SET PROBLEM -
From the listing below, extract every line containing "Auto".

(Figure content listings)
>> BEGIN
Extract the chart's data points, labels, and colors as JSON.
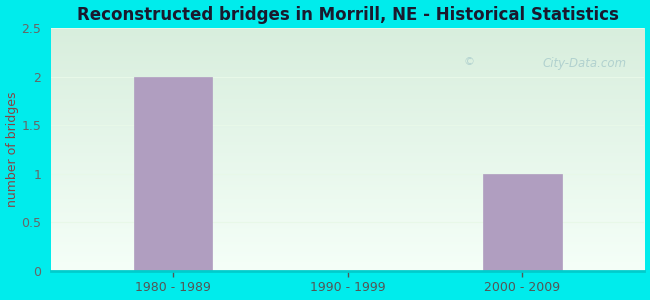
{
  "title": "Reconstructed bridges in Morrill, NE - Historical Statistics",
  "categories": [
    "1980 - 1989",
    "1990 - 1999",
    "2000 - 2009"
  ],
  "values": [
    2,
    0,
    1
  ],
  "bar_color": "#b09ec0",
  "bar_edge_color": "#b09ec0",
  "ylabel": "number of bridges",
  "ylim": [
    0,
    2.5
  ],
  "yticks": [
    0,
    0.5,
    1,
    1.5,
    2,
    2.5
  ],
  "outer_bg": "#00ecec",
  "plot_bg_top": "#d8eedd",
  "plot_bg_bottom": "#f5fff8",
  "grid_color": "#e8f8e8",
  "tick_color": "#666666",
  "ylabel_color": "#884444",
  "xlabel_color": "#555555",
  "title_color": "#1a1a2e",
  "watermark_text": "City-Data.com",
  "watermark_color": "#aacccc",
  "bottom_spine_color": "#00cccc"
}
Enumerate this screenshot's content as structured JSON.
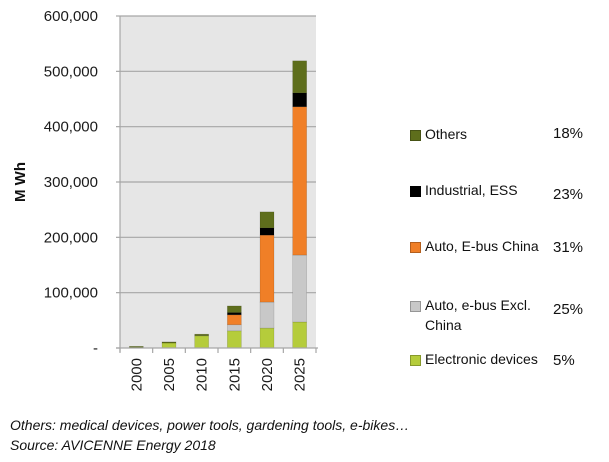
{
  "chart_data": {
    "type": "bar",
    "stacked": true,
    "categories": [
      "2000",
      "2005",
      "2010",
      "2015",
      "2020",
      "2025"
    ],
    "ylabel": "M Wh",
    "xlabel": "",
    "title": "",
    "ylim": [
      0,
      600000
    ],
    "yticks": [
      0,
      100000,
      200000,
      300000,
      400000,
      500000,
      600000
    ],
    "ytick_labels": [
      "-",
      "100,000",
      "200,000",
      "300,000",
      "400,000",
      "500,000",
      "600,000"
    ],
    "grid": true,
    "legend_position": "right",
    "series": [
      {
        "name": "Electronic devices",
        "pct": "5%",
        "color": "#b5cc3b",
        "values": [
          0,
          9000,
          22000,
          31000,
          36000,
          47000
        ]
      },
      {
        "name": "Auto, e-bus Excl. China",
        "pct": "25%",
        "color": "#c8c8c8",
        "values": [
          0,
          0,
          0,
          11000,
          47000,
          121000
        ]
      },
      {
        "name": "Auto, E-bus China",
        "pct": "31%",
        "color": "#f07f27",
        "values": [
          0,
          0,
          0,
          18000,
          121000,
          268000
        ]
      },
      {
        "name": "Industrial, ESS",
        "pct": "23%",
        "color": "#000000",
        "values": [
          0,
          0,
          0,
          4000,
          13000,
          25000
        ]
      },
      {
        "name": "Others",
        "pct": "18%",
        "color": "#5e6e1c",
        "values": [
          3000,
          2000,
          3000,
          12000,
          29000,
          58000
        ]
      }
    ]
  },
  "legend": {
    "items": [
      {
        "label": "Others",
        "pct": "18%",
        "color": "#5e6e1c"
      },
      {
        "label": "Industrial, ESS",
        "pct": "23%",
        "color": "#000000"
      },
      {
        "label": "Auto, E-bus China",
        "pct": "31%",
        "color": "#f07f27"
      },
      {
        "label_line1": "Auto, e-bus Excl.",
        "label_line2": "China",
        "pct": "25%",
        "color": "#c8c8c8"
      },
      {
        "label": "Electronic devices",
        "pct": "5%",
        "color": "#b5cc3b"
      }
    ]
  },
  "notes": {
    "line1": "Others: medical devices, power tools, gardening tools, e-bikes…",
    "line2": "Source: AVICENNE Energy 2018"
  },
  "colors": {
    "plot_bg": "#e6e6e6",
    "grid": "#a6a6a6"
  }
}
>> END
RESULT -
        "name": "Auto, e-bus Excl. China",
        "name": "Auto, E-bus China",
        "label": "Auto, E-bus China",
        "label_line1": "Auto, e-bus Excl.",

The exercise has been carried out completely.